* _Dataset entries_:
·····

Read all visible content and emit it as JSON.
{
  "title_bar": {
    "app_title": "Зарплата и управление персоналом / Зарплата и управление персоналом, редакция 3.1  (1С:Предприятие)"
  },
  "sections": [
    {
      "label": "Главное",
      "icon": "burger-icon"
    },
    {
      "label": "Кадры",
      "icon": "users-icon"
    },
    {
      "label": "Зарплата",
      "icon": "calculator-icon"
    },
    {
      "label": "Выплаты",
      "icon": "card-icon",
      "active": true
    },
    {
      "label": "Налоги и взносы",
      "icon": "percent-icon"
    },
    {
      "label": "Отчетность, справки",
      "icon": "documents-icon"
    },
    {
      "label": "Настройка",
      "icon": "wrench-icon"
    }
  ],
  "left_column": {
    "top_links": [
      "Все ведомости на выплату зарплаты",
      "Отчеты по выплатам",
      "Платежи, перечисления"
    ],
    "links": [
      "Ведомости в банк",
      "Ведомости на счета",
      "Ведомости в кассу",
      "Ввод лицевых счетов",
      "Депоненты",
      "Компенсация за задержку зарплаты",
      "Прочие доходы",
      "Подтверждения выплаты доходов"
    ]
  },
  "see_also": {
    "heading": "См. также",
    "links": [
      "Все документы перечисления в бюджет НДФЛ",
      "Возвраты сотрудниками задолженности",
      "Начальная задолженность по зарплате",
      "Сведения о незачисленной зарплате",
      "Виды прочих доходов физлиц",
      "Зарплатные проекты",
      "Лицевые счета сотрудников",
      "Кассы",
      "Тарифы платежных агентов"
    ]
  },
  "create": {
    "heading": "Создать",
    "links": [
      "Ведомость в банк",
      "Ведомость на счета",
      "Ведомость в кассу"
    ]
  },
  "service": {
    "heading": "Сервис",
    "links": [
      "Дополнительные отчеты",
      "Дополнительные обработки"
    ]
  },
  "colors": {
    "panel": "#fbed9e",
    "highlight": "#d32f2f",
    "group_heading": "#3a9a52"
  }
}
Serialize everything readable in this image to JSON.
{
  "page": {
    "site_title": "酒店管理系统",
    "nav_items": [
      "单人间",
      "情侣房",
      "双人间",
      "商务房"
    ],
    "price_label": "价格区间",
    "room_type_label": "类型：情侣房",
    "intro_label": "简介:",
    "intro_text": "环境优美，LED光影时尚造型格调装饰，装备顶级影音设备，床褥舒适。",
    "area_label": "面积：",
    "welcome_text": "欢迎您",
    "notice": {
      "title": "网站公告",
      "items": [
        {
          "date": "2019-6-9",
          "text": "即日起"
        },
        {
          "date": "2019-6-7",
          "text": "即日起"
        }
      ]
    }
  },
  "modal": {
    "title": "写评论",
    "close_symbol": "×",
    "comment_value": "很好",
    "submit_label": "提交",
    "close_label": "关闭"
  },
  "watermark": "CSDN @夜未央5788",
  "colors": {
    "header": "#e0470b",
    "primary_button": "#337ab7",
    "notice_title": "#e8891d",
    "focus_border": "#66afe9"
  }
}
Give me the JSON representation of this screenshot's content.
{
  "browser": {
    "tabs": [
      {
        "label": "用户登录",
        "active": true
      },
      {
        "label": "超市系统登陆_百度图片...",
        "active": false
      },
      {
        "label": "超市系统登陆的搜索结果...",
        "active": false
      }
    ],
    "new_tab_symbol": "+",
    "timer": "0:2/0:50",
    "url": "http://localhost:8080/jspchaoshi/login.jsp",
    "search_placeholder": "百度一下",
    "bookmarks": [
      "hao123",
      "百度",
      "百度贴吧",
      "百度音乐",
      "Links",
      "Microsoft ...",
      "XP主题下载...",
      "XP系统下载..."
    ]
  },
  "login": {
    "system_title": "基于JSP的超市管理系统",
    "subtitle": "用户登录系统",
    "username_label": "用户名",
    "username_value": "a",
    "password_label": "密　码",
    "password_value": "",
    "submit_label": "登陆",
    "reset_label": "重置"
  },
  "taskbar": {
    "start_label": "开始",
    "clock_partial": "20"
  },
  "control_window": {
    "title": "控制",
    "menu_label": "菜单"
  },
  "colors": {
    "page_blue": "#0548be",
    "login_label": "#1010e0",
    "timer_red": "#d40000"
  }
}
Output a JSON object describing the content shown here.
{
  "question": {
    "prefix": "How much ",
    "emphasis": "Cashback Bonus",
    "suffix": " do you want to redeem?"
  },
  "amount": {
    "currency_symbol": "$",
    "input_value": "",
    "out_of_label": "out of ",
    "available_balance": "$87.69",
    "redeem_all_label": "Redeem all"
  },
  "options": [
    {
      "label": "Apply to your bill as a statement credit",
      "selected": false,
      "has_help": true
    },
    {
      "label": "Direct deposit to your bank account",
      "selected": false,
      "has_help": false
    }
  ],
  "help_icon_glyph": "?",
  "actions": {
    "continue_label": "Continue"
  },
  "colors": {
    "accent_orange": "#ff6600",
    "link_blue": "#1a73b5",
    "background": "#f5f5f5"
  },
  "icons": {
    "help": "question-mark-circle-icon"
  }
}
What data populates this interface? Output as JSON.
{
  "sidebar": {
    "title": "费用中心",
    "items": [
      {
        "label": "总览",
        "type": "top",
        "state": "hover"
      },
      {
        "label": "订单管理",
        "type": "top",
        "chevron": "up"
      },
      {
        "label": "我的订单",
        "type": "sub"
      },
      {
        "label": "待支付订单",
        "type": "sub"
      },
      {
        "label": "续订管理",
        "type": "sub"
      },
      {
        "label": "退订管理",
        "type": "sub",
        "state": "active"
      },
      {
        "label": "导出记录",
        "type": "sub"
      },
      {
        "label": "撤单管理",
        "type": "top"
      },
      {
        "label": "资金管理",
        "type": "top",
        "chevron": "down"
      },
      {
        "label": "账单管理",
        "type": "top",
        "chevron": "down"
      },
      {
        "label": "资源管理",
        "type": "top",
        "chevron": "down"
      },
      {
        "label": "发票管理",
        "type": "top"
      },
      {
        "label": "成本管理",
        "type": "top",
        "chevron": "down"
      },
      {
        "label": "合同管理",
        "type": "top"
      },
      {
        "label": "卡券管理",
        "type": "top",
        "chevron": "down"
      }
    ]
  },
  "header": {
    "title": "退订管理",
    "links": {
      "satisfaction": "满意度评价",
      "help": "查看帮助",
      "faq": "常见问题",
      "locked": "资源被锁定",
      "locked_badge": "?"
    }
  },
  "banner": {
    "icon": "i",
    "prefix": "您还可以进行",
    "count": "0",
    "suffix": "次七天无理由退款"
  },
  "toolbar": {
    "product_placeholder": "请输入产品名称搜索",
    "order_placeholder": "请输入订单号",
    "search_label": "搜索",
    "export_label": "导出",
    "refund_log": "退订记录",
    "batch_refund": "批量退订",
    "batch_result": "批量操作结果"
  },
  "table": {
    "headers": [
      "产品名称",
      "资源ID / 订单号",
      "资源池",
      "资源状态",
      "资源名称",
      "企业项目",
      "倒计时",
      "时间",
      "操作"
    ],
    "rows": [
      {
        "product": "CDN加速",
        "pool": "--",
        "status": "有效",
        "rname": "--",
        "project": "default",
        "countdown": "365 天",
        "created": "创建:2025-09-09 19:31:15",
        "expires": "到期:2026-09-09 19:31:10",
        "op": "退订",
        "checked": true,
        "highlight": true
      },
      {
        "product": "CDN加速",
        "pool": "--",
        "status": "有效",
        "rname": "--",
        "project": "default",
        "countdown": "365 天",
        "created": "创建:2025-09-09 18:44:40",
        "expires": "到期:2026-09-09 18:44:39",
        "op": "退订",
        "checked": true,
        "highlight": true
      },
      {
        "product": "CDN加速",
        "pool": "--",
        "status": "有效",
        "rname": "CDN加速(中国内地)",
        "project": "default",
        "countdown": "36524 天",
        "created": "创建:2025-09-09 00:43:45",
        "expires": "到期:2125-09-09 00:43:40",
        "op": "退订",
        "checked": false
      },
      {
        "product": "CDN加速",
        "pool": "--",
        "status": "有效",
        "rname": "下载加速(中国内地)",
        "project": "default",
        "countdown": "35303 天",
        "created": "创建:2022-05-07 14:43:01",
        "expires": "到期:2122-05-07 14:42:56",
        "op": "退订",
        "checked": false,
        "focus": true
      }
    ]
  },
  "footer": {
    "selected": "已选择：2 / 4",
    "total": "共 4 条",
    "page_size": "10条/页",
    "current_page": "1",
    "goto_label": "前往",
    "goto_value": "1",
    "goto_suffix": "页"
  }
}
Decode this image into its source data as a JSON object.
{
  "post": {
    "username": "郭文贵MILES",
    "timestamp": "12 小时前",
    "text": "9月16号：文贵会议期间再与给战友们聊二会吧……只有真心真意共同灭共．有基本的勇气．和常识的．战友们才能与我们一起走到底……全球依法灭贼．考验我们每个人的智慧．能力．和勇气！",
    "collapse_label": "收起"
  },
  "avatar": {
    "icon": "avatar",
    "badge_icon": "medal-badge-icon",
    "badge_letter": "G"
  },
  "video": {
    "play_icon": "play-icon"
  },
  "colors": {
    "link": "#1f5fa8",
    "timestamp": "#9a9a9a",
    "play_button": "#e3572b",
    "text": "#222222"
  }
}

·····

* _Stated problem_:
What is the number of lines in the records that contain the string "active"? Give only that number.

* _Task result_:
5